From the listing that follows, output everything exactly except the pictures.
########################################
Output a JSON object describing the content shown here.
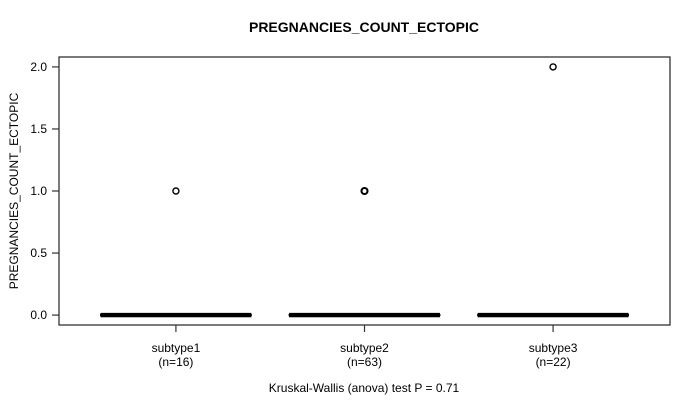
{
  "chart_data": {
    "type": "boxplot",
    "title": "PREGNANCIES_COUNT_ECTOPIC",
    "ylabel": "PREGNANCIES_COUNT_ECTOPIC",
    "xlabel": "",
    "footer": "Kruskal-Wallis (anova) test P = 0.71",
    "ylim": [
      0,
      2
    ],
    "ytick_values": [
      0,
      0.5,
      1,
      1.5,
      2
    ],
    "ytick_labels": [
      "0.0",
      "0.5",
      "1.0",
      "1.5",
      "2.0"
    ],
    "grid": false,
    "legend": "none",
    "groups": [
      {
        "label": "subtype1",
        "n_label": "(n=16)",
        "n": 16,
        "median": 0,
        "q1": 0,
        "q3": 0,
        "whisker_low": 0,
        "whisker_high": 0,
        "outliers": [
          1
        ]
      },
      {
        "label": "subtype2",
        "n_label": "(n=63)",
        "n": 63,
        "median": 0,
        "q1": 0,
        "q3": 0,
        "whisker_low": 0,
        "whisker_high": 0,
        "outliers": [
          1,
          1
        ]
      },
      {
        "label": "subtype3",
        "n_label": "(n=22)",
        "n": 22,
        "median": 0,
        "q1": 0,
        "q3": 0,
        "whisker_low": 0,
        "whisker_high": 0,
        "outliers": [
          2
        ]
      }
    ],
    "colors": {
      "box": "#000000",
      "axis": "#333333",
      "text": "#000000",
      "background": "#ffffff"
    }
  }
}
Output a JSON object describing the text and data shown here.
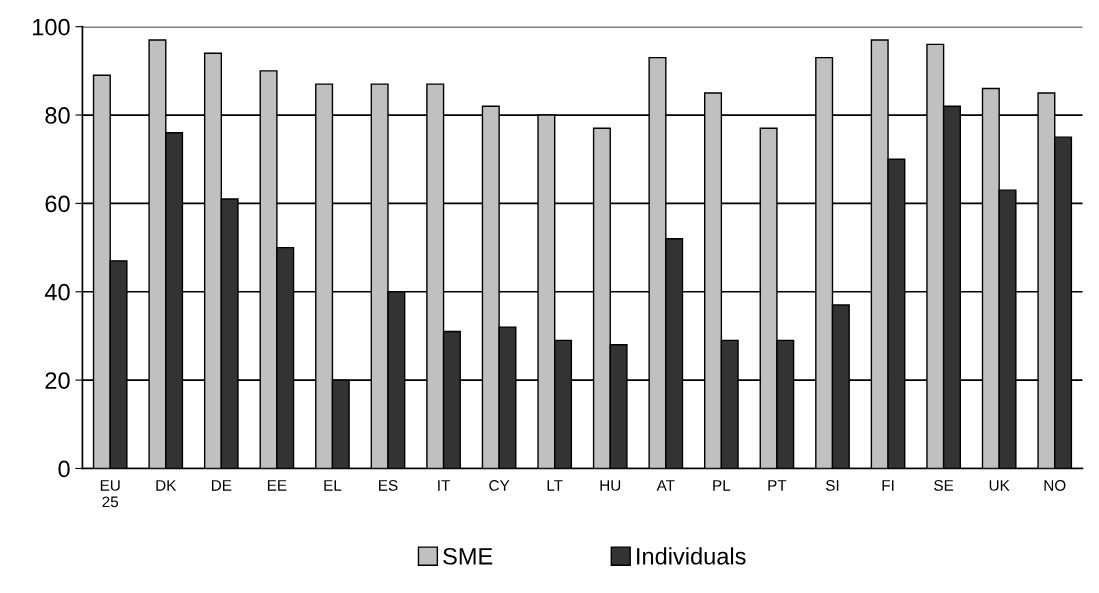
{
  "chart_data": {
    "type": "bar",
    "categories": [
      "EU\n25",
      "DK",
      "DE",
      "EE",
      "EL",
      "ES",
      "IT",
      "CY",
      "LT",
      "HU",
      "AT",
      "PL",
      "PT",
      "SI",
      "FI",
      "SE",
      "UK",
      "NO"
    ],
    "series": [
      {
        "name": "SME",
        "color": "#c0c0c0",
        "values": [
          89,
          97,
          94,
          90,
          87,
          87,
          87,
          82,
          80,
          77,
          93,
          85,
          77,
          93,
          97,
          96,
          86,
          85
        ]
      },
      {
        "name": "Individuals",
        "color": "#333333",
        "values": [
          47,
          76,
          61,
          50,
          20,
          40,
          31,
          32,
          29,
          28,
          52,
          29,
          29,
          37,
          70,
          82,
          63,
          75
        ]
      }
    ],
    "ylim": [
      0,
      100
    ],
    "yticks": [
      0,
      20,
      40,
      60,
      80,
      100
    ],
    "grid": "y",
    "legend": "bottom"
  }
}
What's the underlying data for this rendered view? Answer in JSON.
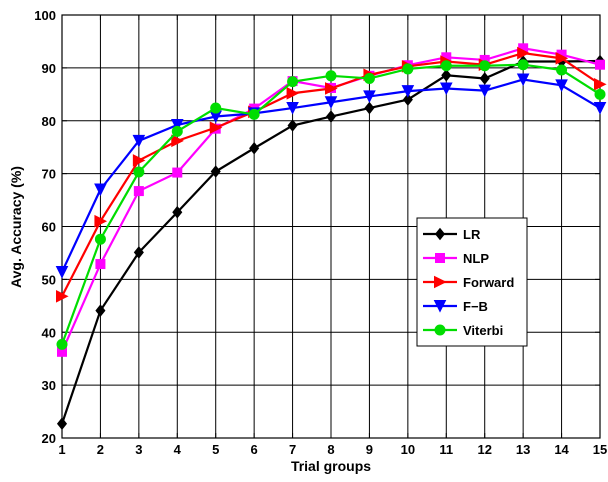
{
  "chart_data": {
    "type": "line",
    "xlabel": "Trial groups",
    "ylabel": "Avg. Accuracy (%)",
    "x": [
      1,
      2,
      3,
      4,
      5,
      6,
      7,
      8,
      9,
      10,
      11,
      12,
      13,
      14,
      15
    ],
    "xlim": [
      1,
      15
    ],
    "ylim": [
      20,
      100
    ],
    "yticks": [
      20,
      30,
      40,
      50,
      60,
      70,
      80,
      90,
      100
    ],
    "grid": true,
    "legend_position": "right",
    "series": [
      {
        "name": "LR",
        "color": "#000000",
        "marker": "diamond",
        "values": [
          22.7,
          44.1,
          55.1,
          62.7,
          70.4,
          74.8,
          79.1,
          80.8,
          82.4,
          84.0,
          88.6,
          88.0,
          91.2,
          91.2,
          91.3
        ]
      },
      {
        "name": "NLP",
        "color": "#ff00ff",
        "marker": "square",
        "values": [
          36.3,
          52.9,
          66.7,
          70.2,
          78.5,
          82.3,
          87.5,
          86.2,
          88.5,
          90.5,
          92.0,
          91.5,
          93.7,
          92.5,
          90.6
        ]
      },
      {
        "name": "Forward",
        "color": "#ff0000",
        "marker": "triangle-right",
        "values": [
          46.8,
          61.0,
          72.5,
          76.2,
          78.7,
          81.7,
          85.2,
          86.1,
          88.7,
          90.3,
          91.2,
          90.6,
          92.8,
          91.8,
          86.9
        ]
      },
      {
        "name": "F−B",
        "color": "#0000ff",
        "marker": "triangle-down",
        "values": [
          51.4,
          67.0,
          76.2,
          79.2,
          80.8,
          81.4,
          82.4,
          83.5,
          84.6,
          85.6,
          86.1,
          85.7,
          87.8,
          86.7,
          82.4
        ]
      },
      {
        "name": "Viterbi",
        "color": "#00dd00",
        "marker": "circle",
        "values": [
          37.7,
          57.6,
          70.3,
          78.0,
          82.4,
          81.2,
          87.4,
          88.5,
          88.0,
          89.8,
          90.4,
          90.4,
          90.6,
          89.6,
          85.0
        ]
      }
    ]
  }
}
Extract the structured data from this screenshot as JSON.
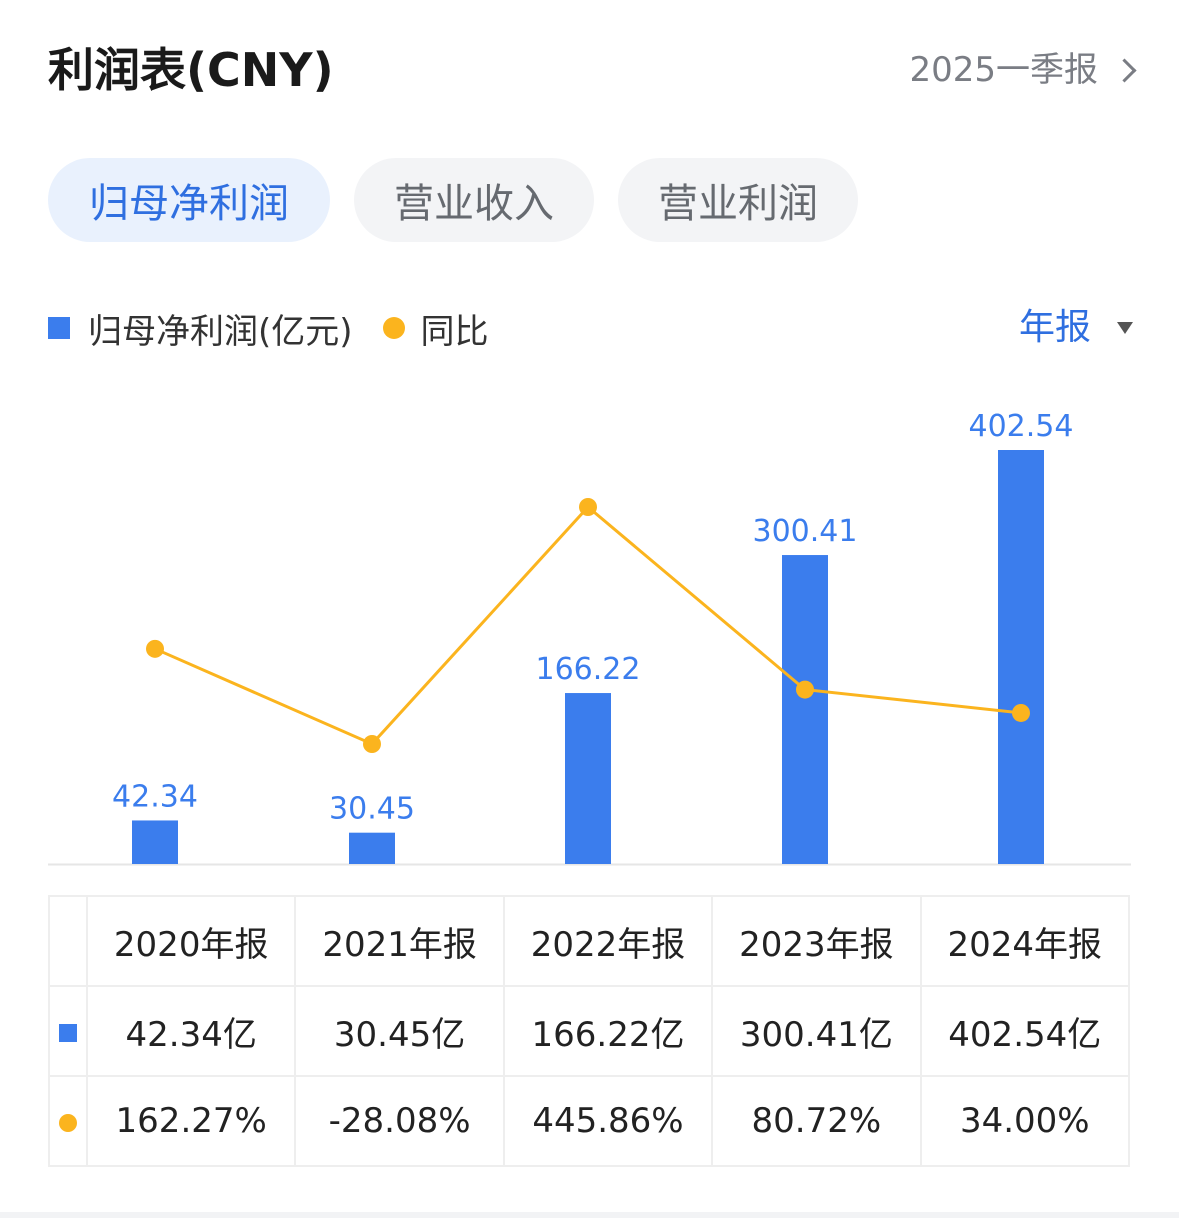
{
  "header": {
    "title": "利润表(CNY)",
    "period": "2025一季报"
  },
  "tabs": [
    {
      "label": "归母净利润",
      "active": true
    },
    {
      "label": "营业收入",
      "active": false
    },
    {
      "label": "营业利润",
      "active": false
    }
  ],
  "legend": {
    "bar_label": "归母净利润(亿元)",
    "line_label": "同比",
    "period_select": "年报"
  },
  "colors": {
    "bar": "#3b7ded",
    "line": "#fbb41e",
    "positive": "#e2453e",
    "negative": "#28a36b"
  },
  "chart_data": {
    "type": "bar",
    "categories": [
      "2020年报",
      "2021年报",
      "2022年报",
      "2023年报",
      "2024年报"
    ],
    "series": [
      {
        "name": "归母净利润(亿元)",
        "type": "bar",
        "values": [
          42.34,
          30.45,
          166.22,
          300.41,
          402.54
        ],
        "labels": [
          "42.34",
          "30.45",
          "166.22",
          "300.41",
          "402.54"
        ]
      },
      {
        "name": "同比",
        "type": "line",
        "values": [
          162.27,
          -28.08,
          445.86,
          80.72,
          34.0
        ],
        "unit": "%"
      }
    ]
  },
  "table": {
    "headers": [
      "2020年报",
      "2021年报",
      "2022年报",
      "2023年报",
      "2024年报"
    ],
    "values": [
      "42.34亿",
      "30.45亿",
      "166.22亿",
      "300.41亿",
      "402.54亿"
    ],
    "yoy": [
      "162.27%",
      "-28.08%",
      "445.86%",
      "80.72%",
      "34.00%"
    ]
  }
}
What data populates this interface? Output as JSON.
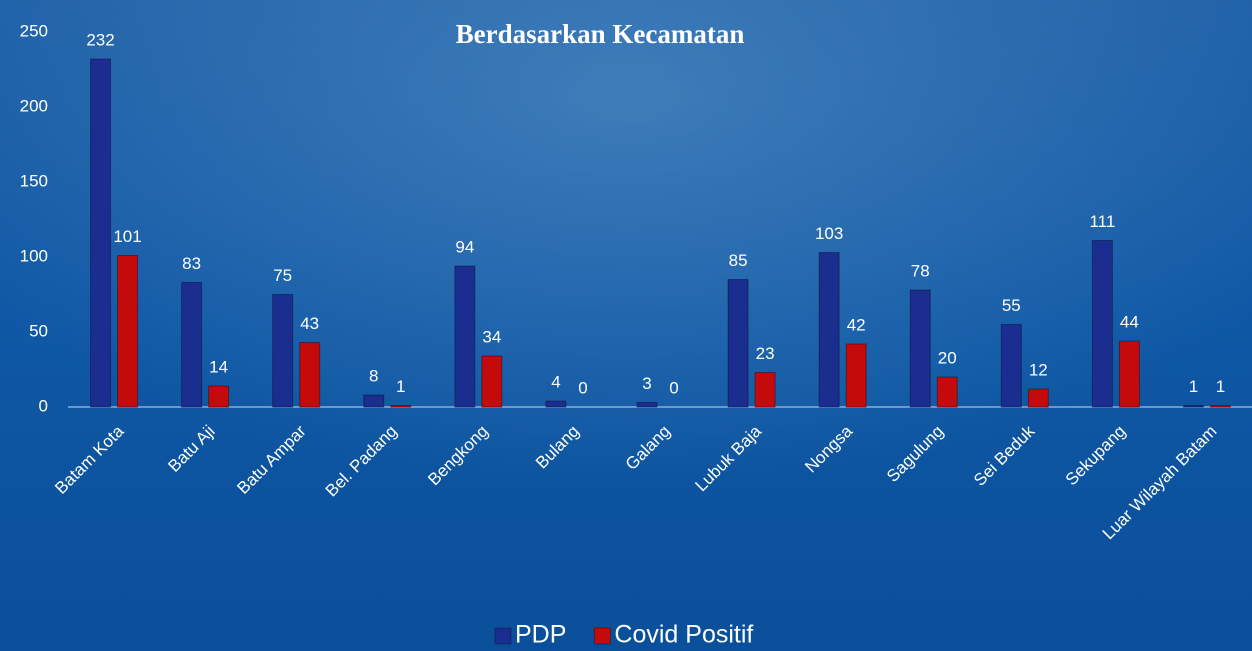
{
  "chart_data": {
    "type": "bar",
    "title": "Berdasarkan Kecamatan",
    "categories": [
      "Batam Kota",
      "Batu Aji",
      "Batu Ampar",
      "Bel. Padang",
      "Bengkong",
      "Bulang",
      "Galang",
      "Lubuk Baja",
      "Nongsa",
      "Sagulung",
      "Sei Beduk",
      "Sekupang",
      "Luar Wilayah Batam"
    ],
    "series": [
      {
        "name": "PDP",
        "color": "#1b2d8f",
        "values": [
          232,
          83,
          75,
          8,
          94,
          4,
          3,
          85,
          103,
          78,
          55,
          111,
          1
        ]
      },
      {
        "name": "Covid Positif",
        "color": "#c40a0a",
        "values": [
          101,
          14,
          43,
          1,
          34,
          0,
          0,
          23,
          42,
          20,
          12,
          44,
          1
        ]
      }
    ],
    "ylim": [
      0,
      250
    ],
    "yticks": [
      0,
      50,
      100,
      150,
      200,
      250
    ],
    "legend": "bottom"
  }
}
########################################
> Task response:
Output a JSON object describing the content shown here.
{
  "chart_data": {
    "type": "boxplot",
    "title": "PREGNANCIES_COUNT_ECTOPIC",
    "ylabel": "PREGNANCIES_COUNT_ECTOPIC",
    "xlabel": "",
    "footer": "Kruskal-Wallis (anova) test P = 0.71",
    "ylim": [
      0,
      2
    ],
    "ytick_values": [
      0,
      0.5,
      1,
      1.5,
      2
    ],
    "ytick_labels": [
      "0.0",
      "0.5",
      "1.0",
      "1.5",
      "2.0"
    ],
    "grid": false,
    "legend": "none",
    "groups": [
      {
        "label": "subtype1",
        "n_label": "(n=16)",
        "n": 16,
        "median": 0,
        "q1": 0,
        "q3": 0,
        "whisker_low": 0,
        "whisker_high": 0,
        "outliers": [
          1
        ]
      },
      {
        "label": "subtype2",
        "n_label": "(n=63)",
        "n": 63,
        "median": 0,
        "q1": 0,
        "q3": 0,
        "whisker_low": 0,
        "whisker_high": 0,
        "outliers": [
          1,
          1
        ]
      },
      {
        "label": "subtype3",
        "n_label": "(n=22)",
        "n": 22,
        "median": 0,
        "q1": 0,
        "q3": 0,
        "whisker_low": 0,
        "whisker_high": 0,
        "outliers": [
          2
        ]
      }
    ],
    "colors": {
      "box": "#000000",
      "axis": "#333333",
      "text": "#000000",
      "background": "#ffffff"
    }
  }
}
Output a JSON object describing the text and data shown here.
{
  "chart_data": {
    "type": "bar",
    "categories": [
      "EU\n25",
      "DK",
      "DE",
      "EE",
      "EL",
      "ES",
      "IT",
      "CY",
      "LT",
      "HU",
      "AT",
      "PL",
      "PT",
      "SI",
      "FI",
      "SE",
      "UK",
      "NO"
    ],
    "series": [
      {
        "name": "SME",
        "color": "#c0c0c0",
        "values": [
          89,
          97,
          94,
          90,
          87,
          87,
          87,
          82,
          80,
          77,
          93,
          85,
          77,
          93,
          97,
          96,
          86,
          85
        ]
      },
      {
        "name": "Individuals",
        "color": "#333333",
        "values": [
          47,
          76,
          61,
          50,
          20,
          40,
          31,
          32,
          29,
          28,
          52,
          29,
          29,
          37,
          70,
          82,
          63,
          75
        ]
      }
    ],
    "ylim": [
      0,
      100
    ],
    "yticks": [
      0,
      20,
      40,
      60,
      80,
      100
    ],
    "grid": "y",
    "legend": "bottom"
  }
}
What's the underlying data for this rendered view? Answer in JSON.
{
  "chart_data": {
    "type": "line",
    "xlabel": "Trial groups",
    "ylabel": "Avg. Accuracy (%)",
    "x": [
      1,
      2,
      3,
      4,
      5,
      6,
      7,
      8,
      9,
      10,
      11,
      12,
      13,
      14,
      15
    ],
    "xlim": [
      1,
      15
    ],
    "ylim": [
      20,
      100
    ],
    "yticks": [
      20,
      30,
      40,
      50,
      60,
      70,
      80,
      90,
      100
    ],
    "grid": true,
    "legend_position": "right",
    "series": [
      {
        "name": "LR",
        "color": "#000000",
        "marker": "diamond",
        "values": [
          22.7,
          44.1,
          55.1,
          62.7,
          70.4,
          74.8,
          79.1,
          80.8,
          82.4,
          84.0,
          88.6,
          88.0,
          91.2,
          91.2,
          91.3
        ]
      },
      {
        "name": "NLP",
        "color": "#ff00ff",
        "marker": "square",
        "values": [
          36.3,
          52.9,
          66.7,
          70.2,
          78.5,
          82.3,
          87.5,
          86.2,
          88.5,
          90.5,
          92.0,
          91.5,
          93.7,
          92.5,
          90.6
        ]
      },
      {
        "name": "Forward",
        "color": "#ff0000",
        "marker": "triangle-right",
        "values": [
          46.8,
          61.0,
          72.5,
          76.2,
          78.7,
          81.7,
          85.2,
          86.1,
          88.7,
          90.3,
          91.2,
          90.6,
          92.8,
          91.8,
          86.9
        ]
      },
      {
        "name": "F−B",
        "color": "#0000ff",
        "marker": "triangle-down",
        "values": [
          51.4,
          67.0,
          76.2,
          79.2,
          80.8,
          81.4,
          82.4,
          83.5,
          84.6,
          85.6,
          86.1,
          85.7,
          87.8,
          86.7,
          82.4
        ]
      },
      {
        "name": "Viterbi",
        "color": "#00dd00",
        "marker": "circle",
        "values": [
          37.7,
          57.6,
          70.3,
          78.0,
          82.4,
          81.2,
          87.4,
          88.5,
          88.0,
          89.8,
          90.4,
          90.4,
          90.6,
          89.6,
          85.0
        ]
      }
    ]
  }
}
Extract the structured data from this screenshot as JSON.
{
  "header": {
    "title": "利润表(CNY)",
    "period": "2025一季报"
  },
  "tabs": [
    {
      "label": "归母净利润",
      "active": true
    },
    {
      "label": "营业收入",
      "active": false
    },
    {
      "label": "营业利润",
      "active": false
    }
  ],
  "legend": {
    "bar_label": "归母净利润(亿元)",
    "line_label": "同比",
    "period_select": "年报"
  },
  "colors": {
    "bar": "#3b7ded",
    "line": "#fbb41e",
    "positive": "#e2453e",
    "negative": "#28a36b"
  },
  "chart_data": {
    "type": "bar",
    "categories": [
      "2020年报",
      "2021年报",
      "2022年报",
      "2023年报",
      "2024年报"
    ],
    "series": [
      {
        "name": "归母净利润(亿元)",
        "type": "bar",
        "values": [
          42.34,
          30.45,
          166.22,
          300.41,
          402.54
        ],
        "labels": [
          "42.34",
          "30.45",
          "166.22",
          "300.41",
          "402.54"
        ]
      },
      {
        "name": "同比",
        "type": "line",
        "values": [
          162.27,
          -28.08,
          445.86,
          80.72,
          34.0
        ],
        "unit": "%"
      }
    ]
  },
  "table": {
    "headers": [
      "2020年报",
      "2021年报",
      "2022年报",
      "2023年报",
      "2024年报"
    ],
    "values": [
      "42.34亿",
      "30.45亿",
      "166.22亿",
      "300.41亿",
      "402.54亿"
    ],
    "yoy": [
      "162.27%",
      "-28.08%",
      "445.86%",
      "80.72%",
      "34.00%"
    ]
  }
}
What data populates this interface? Output as JSON.
{
  "chart_data": {
    "type": "bar",
    "title": "Berdasarkan Kecamatan",
    "categories": [
      "Batam Kota",
      "Batu Aji",
      "Batu Ampar",
      "Bel. Padang",
      "Bengkong",
      "Bulang",
      "Galang",
      "Lubuk Baja",
      "Nongsa",
      "Sagulung",
      "Sei Beduk",
      "Sekupang",
      "Luar Wilayah Batam"
    ],
    "series": [
      {
        "name": "PDP",
        "color": "#1b2d8f",
        "values": [
          232,
          83,
          75,
          8,
          94,
          4,
          3,
          85,
          103,
          78,
          55,
          111,
          1
        ]
      },
      {
        "name": "Covid Positif",
        "color": "#c40a0a",
        "values": [
          101,
          14,
          43,
          1,
          34,
          0,
          0,
          23,
          42,
          20,
          12,
          44,
          1
        ]
      }
    ],
    "ylim": [
      0,
      250
    ],
    "yticks": [
      0,
      50,
      100,
      150,
      200,
      250
    ],
    "legend": "bottom"
  }
}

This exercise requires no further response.